Data entries
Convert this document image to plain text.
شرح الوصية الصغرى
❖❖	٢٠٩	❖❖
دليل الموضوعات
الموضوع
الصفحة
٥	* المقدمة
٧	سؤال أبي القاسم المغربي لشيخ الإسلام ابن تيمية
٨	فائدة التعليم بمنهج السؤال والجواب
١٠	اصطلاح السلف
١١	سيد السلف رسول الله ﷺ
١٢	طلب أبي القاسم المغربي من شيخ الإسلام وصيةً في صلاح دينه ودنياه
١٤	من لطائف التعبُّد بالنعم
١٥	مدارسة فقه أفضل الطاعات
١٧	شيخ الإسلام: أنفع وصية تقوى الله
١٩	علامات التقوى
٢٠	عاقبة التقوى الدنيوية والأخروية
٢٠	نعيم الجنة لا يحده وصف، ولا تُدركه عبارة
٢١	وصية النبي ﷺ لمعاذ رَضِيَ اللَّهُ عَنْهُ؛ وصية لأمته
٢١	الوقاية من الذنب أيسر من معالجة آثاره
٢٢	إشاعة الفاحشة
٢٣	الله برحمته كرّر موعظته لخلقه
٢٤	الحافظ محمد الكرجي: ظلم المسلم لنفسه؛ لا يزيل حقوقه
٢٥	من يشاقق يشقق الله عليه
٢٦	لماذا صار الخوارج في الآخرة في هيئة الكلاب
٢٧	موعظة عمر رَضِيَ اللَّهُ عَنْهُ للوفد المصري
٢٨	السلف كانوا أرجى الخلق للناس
==
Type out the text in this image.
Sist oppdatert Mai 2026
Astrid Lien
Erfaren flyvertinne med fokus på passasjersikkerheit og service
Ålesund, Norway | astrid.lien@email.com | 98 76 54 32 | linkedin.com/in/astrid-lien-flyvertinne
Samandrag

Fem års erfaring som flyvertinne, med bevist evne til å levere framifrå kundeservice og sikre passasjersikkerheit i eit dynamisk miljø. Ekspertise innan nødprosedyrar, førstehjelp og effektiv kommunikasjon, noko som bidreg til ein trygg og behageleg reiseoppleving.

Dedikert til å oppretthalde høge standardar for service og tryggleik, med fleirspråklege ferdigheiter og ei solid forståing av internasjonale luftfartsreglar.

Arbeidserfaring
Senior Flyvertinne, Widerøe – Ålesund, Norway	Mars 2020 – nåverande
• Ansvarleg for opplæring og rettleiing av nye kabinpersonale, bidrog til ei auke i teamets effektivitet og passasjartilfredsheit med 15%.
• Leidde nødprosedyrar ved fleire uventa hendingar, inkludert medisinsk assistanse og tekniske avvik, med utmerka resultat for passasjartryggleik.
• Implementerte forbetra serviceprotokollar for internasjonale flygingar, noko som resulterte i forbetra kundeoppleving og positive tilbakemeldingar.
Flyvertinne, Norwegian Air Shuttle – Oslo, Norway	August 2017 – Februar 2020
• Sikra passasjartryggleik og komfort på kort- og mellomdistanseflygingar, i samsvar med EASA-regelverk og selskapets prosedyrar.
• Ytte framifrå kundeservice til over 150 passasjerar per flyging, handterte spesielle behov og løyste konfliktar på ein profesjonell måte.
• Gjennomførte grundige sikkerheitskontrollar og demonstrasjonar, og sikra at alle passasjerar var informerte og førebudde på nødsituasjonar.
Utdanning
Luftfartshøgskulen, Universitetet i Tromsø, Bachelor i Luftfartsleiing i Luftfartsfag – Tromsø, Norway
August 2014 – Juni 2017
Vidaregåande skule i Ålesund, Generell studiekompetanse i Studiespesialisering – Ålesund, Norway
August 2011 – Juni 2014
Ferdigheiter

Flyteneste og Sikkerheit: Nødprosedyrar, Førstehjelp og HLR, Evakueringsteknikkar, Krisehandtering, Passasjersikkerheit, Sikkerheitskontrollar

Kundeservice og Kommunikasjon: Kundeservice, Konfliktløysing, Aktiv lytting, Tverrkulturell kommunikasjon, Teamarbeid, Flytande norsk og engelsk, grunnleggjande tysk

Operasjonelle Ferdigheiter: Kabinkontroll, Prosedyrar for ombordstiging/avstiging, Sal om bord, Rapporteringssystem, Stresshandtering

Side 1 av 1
---
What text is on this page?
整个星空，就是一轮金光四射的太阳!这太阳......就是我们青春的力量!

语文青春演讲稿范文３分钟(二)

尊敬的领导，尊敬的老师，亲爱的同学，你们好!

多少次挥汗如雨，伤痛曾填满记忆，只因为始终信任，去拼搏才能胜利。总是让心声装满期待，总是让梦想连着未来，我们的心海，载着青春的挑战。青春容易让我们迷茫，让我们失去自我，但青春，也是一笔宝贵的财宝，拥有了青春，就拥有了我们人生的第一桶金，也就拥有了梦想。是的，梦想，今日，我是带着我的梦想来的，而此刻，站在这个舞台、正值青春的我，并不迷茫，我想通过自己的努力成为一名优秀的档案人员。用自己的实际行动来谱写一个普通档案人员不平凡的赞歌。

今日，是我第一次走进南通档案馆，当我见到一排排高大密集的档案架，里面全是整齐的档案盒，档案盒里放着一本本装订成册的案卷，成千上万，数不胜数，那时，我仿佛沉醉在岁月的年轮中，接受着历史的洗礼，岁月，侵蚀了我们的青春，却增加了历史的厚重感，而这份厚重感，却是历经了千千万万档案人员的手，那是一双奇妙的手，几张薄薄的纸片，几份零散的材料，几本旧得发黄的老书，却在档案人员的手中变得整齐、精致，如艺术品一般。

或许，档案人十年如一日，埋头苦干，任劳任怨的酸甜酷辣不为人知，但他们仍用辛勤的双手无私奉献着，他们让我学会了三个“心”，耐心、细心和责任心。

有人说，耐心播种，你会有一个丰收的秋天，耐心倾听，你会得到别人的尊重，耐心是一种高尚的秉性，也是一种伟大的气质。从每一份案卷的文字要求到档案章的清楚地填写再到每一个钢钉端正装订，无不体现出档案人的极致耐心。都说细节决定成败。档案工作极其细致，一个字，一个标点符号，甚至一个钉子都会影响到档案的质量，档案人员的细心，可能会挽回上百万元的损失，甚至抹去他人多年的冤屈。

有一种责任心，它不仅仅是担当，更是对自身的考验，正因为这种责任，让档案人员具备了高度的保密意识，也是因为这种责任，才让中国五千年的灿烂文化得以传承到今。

Task details:
Which lines above hold the word "المغربي"? Copy each of them.

Output for this exercise:
٧	سؤال أبي القاسم المغربي لشيخ الإسلام ابن تيمية
١٢	طلب أبي القاسم المغربي من شيخ الإسلام وصيةً في صلاح دينه ودنياه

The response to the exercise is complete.